» **EXERCISE PROMPT**:
Pictures are not part of the answer. Return the lines from the one containing "What data populates" through the end of the data, both included, exactly as they appear.

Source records

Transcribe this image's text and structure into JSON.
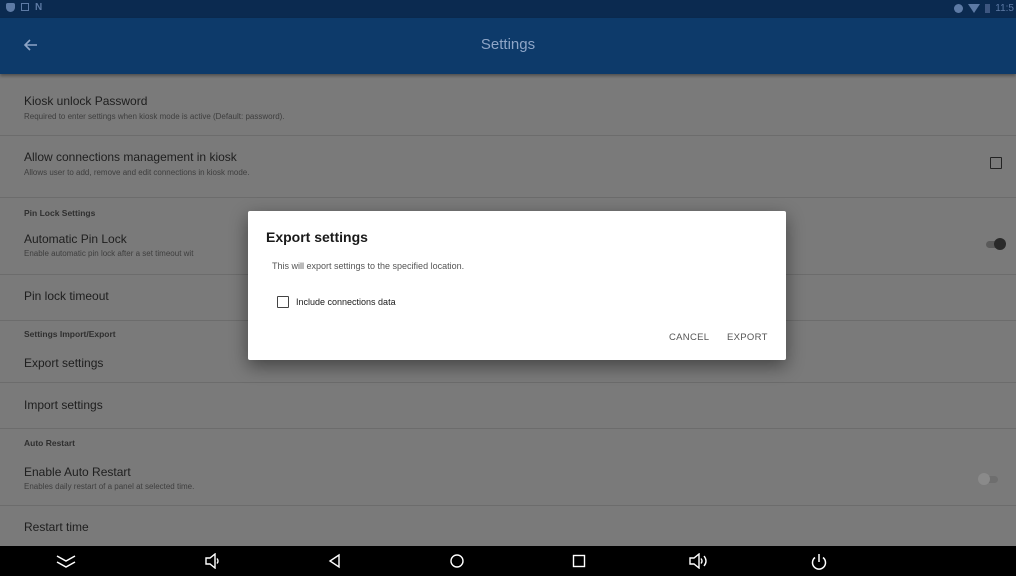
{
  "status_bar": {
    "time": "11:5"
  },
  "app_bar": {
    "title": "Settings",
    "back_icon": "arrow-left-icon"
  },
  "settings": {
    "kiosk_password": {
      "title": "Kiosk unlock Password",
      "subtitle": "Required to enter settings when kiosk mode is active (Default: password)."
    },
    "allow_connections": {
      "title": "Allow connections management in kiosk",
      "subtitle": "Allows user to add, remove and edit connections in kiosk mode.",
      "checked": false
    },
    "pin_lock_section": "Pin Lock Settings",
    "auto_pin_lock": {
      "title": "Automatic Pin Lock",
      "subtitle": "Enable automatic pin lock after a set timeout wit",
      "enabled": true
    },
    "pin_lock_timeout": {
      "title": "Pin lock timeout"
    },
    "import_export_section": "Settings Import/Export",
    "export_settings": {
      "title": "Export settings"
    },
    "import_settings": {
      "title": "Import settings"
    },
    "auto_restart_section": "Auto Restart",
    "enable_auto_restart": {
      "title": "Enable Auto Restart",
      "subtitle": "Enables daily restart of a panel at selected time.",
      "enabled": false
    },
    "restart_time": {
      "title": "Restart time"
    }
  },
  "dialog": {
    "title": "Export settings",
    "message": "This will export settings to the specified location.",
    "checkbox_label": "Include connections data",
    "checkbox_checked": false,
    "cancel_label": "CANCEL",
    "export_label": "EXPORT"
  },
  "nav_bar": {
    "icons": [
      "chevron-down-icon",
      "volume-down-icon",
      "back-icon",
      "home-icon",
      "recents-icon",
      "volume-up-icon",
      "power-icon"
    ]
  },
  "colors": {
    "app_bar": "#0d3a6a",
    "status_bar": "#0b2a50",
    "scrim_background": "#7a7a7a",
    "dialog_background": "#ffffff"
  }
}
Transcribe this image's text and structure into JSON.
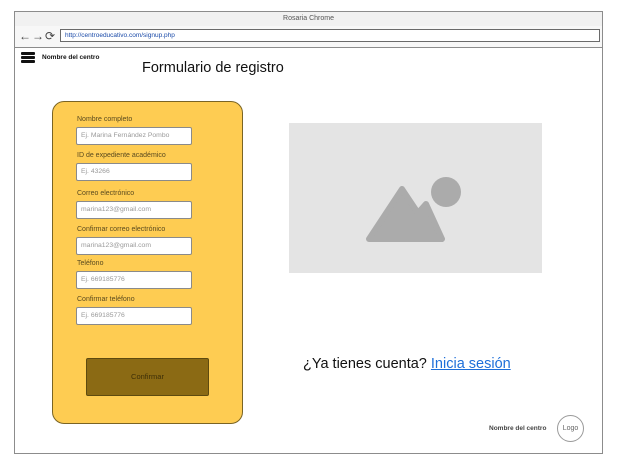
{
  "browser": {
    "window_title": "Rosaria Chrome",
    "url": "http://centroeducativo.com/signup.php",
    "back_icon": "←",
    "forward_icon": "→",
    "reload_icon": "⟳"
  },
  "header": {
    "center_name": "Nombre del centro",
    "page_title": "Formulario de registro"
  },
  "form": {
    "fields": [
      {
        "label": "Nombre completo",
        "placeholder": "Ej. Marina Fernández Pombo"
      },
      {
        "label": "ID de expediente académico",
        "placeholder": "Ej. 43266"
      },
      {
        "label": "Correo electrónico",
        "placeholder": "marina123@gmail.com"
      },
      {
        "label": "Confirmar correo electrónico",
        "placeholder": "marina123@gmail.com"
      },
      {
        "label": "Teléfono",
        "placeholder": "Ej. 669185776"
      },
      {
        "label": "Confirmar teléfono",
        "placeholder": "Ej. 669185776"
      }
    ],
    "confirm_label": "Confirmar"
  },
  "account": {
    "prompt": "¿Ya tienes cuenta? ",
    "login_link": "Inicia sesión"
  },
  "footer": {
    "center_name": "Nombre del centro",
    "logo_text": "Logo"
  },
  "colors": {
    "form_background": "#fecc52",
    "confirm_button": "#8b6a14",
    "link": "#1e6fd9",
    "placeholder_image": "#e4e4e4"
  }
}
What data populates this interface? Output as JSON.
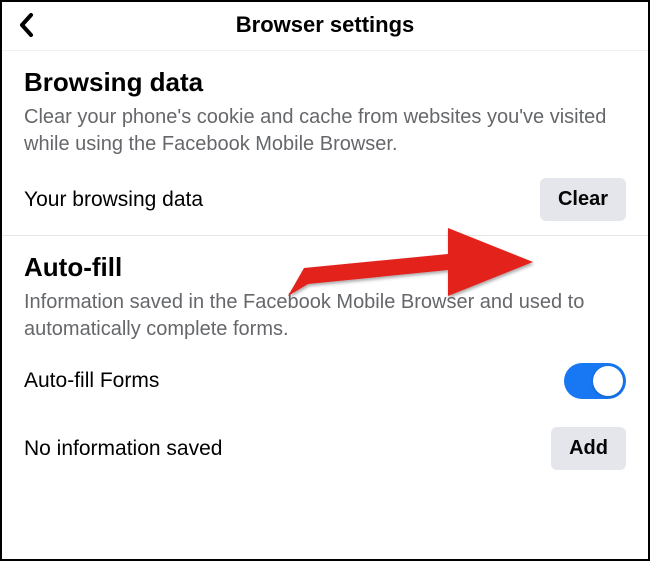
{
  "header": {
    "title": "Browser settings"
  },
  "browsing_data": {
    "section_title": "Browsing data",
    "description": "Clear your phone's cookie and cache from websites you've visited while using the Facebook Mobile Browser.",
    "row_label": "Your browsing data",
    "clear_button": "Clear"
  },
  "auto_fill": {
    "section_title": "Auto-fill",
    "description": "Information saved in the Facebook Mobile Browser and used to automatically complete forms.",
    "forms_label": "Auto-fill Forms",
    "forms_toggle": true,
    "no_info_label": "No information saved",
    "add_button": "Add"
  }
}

» **COMPLETED EXERCISE**:
What data populates this interface? Output as JSON.
{
  "header": {
    "title": "Browser settings"
  },
  "browsing_data": {
    "section_title": "Browsing data",
    "description": "Clear your phone's cookie and cache from websites you've visited while using the Facebook Mobile Browser.",
    "row_label": "Your browsing data",
    "clear_button": "Clear"
  },
  "auto_fill": {
    "section_title": "Auto-fill",
    "description": "Information saved in the Facebook Mobile Browser and used to automatically complete forms.",
    "forms_label": "Auto-fill Forms",
    "forms_toggle": true,
    "no_info_label": "No information saved",
    "add_button": "Add"
  }
}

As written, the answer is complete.